* [WHAT YOU HAVE TO DO]: Transcribe the rows below line for line, without changing anything, and leave the pictures out of your answer.

* [DATASET CONTENT]:
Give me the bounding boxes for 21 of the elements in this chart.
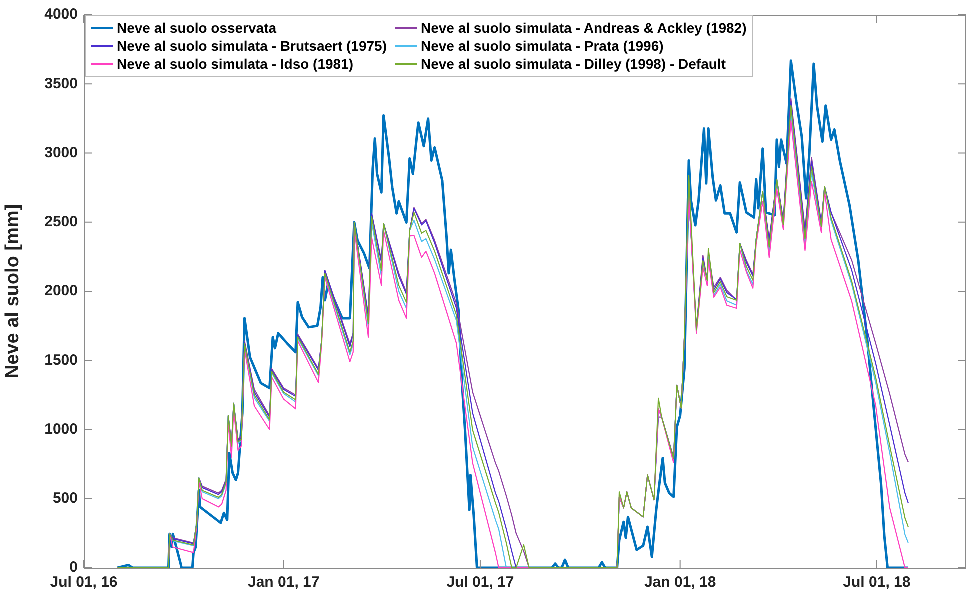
y-tick-label: 500 <box>52 490 78 508</box>
legend-label: Neve al suolo simulata - Andreas & Ackley (1982) <box>421 20 747 36</box>
y-tick-label: 4000 <box>44 6 78 24</box>
legend-label: Neve al suolo simulata - Dilley (1998) - Default <box>421 56 726 72</box>
y-tick-label: 3000 <box>44 144 78 162</box>
y-tick-label: 0 <box>70 559 78 576</box>
legend-label: Neve al suolo osservata <box>117 20 277 36</box>
x-tick-label: Jul 01, 18 <box>843 574 911 592</box>
legend-label: Neve al suolo simulata - Idso (1981) <box>117 56 354 72</box>
y-tick-label: 2500 <box>44 214 78 231</box>
x-tick-label: Jul 01, 16 <box>50 574 118 592</box>
x-tick-label: Jan 01, 18 <box>644 574 716 592</box>
y-tick-label: 1000 <box>44 420 78 438</box>
legend-label: Neve al suolo simulata - Prata (1996) <box>421 38 664 54</box>
y-axis-title: Neve al suolo [mm] <box>2 204 24 379</box>
y-tick-label: 2000 <box>44 282 78 300</box>
x-tick-label: Jul 01, 17 <box>446 574 514 592</box>
x-tick-label: Jan 01, 17 <box>248 574 320 592</box>
legend-label: Neve al suolo simulata - Brutsaert (1975) <box>117 38 387 54</box>
y-tick-label: 3500 <box>44 75 78 92</box>
y-tick-label: 1500 <box>44 352 78 369</box>
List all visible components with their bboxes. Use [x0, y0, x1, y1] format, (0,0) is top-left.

* [EXPECTED ANSWER]:
Give me the bounding boxes for 21 of the elements in this chart.
y-tick-label: 500 <box>52 490 78 508</box>
legend-label: Neve al suolo simulata - Andreas & Ackley (1982) <box>421 20 747 36</box>
y-tick-label: 4000 <box>44 6 78 24</box>
legend-label: Neve al suolo simulata - Dilley (1998) - Default <box>421 56 726 72</box>
y-tick-label: 3000 <box>44 144 78 162</box>
y-tick-label: 0 <box>70 559 78 576</box>
legend-label: Neve al suolo osservata <box>117 20 277 36</box>
x-tick-label: Jul 01, 18 <box>843 574 911 592</box>
legend-label: Neve al suolo simulata - Idso (1981) <box>117 56 354 72</box>
y-tick-label: 2500 <box>44 214 78 231</box>
x-tick-label: Jul 01, 16 <box>50 574 118 592</box>
x-tick-label: Jan 01, 18 <box>644 574 716 592</box>
y-tick-label: 1000 <box>44 420 78 438</box>
legend-label: Neve al suolo simulata - Prata (1996) <box>421 38 664 54</box>
y-axis-title: Neve al suolo [mm] <box>2 204 24 379</box>
y-tick-label: 2000 <box>44 282 78 300</box>
x-tick-label: Jul 01, 17 <box>446 574 514 592</box>
x-tick-label: Jan 01, 17 <box>248 574 320 592</box>
legend-label: Neve al suolo simulata - Brutsaert (1975) <box>117 38 387 54</box>
y-tick-label: 3500 <box>44 75 78 92</box>
y-tick-label: 1500 <box>44 352 78 369</box>
List all visible components with their bboxes. Use [x0, y0, x1, y1] format, (0,0) is top-left.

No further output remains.